┌──

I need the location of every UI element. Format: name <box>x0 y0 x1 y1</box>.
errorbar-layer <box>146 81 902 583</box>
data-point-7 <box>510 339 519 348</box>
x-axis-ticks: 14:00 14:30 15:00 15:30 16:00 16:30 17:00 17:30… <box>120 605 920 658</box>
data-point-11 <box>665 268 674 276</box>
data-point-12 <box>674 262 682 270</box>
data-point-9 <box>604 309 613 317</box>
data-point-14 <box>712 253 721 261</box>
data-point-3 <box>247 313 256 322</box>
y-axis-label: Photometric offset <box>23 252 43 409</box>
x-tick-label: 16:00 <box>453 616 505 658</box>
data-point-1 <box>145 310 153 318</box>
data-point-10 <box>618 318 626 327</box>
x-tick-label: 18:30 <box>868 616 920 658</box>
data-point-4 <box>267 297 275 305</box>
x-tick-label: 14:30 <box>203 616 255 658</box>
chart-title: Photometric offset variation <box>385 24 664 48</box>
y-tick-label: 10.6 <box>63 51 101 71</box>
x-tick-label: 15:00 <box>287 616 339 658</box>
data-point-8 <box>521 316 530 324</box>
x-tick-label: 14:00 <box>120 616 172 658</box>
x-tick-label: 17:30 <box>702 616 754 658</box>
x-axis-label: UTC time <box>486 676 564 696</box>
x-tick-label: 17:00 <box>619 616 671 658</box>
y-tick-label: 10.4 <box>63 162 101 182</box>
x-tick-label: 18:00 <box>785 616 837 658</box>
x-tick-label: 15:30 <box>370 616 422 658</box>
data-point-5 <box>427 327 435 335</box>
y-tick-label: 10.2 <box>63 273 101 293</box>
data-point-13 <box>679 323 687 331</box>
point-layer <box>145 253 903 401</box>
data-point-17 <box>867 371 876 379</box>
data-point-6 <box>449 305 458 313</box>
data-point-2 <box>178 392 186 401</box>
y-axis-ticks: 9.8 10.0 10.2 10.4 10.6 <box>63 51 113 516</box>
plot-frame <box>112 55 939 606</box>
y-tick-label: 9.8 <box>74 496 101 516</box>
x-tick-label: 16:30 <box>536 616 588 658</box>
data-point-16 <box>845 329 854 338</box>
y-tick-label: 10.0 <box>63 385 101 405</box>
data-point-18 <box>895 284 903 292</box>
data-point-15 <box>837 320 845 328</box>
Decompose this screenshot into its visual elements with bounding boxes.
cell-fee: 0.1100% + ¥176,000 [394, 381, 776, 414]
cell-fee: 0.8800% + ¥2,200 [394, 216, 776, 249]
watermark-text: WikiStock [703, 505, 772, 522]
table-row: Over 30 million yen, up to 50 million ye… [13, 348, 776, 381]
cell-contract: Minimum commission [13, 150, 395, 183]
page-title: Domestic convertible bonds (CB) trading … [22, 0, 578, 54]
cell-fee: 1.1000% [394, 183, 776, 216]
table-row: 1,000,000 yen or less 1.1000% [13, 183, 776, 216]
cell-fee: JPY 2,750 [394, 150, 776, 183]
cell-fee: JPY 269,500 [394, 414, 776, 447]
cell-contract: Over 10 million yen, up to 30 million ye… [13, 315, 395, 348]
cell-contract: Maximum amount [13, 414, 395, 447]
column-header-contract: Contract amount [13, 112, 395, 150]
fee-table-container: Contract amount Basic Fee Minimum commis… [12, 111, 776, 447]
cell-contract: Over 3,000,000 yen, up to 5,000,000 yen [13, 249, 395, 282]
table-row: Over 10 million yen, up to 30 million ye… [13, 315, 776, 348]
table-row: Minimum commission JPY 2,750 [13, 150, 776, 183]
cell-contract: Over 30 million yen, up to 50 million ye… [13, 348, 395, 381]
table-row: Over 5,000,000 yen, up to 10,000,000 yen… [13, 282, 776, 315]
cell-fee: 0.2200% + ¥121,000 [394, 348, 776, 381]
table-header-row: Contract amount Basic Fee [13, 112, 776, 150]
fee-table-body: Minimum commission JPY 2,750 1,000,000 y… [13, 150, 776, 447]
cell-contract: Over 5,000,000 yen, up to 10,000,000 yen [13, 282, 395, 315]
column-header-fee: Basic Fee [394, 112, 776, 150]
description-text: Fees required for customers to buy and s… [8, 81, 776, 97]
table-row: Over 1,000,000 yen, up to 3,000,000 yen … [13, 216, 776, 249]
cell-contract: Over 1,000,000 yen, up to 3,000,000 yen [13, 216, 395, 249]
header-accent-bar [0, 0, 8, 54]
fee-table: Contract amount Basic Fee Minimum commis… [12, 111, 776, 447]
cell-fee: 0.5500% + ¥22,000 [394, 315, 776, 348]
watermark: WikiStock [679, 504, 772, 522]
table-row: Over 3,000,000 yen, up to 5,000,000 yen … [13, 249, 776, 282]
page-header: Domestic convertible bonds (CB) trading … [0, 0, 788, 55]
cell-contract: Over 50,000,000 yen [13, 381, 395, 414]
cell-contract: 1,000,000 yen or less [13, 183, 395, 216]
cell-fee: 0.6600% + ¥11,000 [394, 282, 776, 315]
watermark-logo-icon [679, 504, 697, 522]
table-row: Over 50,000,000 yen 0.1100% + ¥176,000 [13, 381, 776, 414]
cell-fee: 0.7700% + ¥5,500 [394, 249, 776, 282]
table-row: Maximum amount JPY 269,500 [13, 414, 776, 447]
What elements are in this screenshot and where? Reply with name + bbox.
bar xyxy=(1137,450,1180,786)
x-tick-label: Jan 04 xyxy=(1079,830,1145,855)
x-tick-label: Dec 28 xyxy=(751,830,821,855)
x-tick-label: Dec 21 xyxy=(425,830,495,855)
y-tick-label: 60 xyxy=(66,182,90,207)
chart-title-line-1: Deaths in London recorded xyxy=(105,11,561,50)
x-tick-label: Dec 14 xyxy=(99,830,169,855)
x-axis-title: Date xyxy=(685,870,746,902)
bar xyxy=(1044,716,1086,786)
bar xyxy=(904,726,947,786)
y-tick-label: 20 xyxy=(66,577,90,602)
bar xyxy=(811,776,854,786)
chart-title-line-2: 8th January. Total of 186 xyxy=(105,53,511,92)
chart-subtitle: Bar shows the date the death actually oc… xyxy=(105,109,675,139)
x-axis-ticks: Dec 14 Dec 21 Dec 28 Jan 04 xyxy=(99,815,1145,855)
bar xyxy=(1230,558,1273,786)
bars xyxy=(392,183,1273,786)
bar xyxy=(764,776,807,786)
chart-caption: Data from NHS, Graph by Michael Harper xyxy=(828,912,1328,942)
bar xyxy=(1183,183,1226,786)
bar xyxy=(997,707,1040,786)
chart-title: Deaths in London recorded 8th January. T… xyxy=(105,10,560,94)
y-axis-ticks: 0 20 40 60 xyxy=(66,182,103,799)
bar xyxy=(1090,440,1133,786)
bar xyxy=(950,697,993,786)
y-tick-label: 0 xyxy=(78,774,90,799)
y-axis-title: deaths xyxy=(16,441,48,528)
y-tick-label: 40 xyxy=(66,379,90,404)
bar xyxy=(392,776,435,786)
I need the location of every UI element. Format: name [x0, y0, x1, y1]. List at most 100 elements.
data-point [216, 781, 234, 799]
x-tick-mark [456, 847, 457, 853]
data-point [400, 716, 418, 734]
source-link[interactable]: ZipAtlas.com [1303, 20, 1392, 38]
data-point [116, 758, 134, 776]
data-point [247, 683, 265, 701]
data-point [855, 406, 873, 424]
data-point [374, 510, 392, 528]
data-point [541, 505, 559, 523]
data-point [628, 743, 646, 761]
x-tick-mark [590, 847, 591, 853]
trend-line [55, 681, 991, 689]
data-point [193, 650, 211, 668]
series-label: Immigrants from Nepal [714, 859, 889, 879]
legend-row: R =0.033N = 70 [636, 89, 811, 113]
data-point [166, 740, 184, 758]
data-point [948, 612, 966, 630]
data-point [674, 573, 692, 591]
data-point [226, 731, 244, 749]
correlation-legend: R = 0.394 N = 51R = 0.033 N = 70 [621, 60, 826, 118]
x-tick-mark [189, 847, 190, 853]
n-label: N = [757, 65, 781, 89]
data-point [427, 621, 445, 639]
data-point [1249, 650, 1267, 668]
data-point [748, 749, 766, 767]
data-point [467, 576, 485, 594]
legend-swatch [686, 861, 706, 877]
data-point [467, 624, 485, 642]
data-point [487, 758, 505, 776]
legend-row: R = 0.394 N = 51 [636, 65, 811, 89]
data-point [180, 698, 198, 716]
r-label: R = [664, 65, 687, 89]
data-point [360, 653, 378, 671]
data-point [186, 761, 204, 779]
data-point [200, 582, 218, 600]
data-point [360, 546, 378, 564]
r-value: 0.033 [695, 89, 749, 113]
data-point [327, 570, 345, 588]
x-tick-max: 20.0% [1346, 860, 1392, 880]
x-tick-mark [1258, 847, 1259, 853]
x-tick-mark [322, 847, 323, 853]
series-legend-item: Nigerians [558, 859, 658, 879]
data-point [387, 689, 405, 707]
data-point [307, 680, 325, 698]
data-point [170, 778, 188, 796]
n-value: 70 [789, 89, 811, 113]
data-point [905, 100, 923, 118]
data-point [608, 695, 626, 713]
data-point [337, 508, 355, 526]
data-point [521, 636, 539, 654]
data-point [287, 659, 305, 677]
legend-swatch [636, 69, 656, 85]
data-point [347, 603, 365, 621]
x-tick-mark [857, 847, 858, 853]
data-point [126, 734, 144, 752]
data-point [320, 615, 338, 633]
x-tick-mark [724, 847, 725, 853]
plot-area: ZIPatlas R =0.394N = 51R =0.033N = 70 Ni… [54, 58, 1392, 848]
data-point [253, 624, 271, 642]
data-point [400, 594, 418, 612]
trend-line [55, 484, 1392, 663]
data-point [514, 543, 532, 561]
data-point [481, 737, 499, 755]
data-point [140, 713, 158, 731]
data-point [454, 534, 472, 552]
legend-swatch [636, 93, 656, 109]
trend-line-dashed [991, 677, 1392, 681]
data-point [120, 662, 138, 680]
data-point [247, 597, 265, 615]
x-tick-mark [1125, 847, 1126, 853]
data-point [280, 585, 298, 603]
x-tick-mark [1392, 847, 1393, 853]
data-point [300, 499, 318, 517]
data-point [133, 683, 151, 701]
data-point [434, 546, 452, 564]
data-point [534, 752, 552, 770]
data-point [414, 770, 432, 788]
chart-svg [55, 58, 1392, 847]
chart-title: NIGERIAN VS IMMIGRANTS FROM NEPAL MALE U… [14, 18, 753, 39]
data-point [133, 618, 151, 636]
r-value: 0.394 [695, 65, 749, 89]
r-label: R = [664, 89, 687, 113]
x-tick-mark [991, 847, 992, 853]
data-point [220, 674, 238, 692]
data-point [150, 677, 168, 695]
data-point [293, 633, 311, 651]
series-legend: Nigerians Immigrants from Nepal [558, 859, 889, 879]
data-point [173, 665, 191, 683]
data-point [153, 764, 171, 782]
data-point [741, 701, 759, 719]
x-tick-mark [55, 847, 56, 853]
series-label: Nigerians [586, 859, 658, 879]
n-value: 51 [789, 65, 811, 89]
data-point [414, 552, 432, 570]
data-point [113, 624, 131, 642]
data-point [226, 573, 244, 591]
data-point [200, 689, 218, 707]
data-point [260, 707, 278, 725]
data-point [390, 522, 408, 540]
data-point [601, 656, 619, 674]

└──

__EXERCISE BRIEF__. Please copy out the listing verbatim, starting with its first line and going on through the line with "y-tick-label: 10.4 <box>63 162 101 182</box>", both included.

__RESULT OF THIS TASK__.
I need the location of every UI element. Format: name <box>x0 y0 x1 y1</box>.
errorbar-layer <box>146 81 902 583</box>
data-point-7 <box>510 339 519 348</box>
x-axis-ticks: 14:00 14:30 15:00 15:30 16:00 16:30 17:00 17:30… <box>120 605 920 658</box>
data-point-11 <box>665 268 674 276</box>
data-point-12 <box>674 262 682 270</box>
data-point-9 <box>604 309 613 317</box>
data-point-14 <box>712 253 721 261</box>
data-point-3 <box>247 313 256 322</box>
y-axis-label: Photometric offset <box>23 252 43 409</box>
x-tick-label: 16:00 <box>453 616 505 658</box>
data-point-1 <box>145 310 153 318</box>
data-point-10 <box>618 318 626 327</box>
x-tick-label: 18:30 <box>868 616 920 658</box>
data-point-4 <box>267 297 275 305</box>
x-tick-label: 14:30 <box>203 616 255 658</box>
chart-title: Photometric offset variation <box>385 24 664 48</box>
y-tick-label: 10.6 <box>63 51 101 71</box>
x-tick-label: 15:00 <box>287 616 339 658</box>
data-point-8 <box>521 316 530 324</box>
x-tick-label: 14:00 <box>120 616 172 658</box>
x-tick-label: 17:30 <box>702 616 754 658</box>
x-axis-label: UTC time <box>486 676 564 696</box>
x-tick-label: 17:00 <box>619 616 671 658</box>
y-tick-label: 10.4 <box>63 162 101 182</box>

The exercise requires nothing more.